**What is asked:**
A. What time limit does the berry picking problem text give?
B. Rewrite the berry picking problem text from "Problem 1 —" to "0 ≤ b_i ≤ 10⁶.", putting "buckets" in place of "baskets".

**Extract to read:**
USACO 2020 January · Silver · all three problems

← Full January 2020 set · Official results

Source. Statements and constraints below are paraphrased from usaco.org/index.php?page=jan20results. Each problem heading links to the canonical statement on usaco.org. Code is my own reference C++ — cross-check the official editorial before trusting it under contest pressure.

Problem 1 — Berry Picking

Statement

There are N berry trees with b_i berries each, and K baskets. Every basket must hold the same integer number of berries B, and each basket may only contain berries from one tree. Elsie gets the K/2 fullest baskets; Bessie gets the K/2 fullest of the remainder. Maximize the total berries Bessie receives.

Constraints

1 ≤ N ≤ 1000, 1 ≤ K ≤ 1000 (K even).
0 ≤ b_i ≤ 10⁶.
Time limit: 2s.

Key idea

Iterate the basket size B from 1 to max(b). For a fixed B, each tree contributes floor(b_i/B) "full" baskets of size B and a leftover < B. If the number of full baskets ≥ K, Bessie's best is (K/2) · B (Elsie takes K/2 full, Bessie takes K/2 full). Otherwise Elsie eats every full basket plus enough leftovers; Bessie picks the K/2 largest leftovers. Take the max over all B.

Complexity target

O(max(b) · N log N) ≈ 10⁶ · 1000 log 1000 — too slow naively, but pruning B by the largest tree's value plus sorting only the leftovers (vector of size N) keeps each B step at O(N log N). Practical: O(max(b) · N) with partial_sort works in well under the TL.

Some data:

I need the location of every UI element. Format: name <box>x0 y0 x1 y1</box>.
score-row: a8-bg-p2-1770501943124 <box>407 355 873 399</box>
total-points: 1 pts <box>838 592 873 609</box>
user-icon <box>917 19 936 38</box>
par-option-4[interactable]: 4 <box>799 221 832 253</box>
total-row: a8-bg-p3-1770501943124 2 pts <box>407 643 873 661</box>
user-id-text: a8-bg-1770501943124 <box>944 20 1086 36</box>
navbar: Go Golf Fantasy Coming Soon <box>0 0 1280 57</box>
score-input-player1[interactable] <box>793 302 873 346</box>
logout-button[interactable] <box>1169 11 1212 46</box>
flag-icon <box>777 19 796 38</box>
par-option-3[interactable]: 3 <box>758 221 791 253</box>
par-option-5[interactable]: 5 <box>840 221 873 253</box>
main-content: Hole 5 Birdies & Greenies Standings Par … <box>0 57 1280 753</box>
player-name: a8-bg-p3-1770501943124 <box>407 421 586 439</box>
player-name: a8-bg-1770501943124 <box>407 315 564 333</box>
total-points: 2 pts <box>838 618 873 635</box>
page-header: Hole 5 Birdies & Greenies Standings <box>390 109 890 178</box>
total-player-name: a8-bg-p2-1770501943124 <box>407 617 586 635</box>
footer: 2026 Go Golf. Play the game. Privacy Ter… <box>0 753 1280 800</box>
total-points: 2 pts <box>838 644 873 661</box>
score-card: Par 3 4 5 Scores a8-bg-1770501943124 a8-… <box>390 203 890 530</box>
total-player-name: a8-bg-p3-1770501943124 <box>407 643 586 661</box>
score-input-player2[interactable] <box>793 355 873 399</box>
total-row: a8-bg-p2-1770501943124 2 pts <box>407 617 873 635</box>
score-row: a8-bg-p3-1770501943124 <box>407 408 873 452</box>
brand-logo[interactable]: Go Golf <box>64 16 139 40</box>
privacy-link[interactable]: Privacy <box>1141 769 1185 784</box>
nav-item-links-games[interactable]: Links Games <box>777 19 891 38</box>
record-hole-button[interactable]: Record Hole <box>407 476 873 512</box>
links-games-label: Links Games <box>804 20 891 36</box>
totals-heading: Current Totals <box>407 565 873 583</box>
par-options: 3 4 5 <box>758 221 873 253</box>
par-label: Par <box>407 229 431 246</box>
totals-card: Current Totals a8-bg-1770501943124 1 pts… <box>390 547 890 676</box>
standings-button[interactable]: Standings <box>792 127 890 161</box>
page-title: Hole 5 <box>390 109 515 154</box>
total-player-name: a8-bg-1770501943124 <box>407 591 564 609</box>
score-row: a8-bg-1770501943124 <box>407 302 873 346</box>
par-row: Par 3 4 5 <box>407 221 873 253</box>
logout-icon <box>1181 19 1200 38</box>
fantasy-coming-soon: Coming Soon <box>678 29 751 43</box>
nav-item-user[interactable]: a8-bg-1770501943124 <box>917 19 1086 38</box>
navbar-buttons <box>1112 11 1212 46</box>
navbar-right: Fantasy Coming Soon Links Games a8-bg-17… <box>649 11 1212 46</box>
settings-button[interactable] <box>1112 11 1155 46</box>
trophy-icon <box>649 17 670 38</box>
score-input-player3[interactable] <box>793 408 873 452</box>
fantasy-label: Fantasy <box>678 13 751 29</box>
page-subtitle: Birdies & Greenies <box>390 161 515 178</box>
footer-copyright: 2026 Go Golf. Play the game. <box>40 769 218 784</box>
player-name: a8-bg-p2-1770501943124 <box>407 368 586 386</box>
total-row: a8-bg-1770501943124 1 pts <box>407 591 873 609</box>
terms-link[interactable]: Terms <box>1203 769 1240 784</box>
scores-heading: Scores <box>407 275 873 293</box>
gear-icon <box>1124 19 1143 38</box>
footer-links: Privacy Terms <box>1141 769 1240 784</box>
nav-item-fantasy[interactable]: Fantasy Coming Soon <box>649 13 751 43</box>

**The solutions:**
A. Two seconds.

B.
Problem 1 — Berry Picking

Statement

There are N berry trees with b_i berries each, and K buckets. Every basket must hold the same integer number of berries B, and each basket may only contain berries from one tree. Elsie gets the K/2 fullest buckets; Bessie gets the K/2 fullest of the remainder. Maximize the total berries Bessie receives.

Constraints

1 ≤ N ≤ 1000, 1 ≤ K ≤ 1000 (K even).
0 ≤ b_i ≤ 10⁶.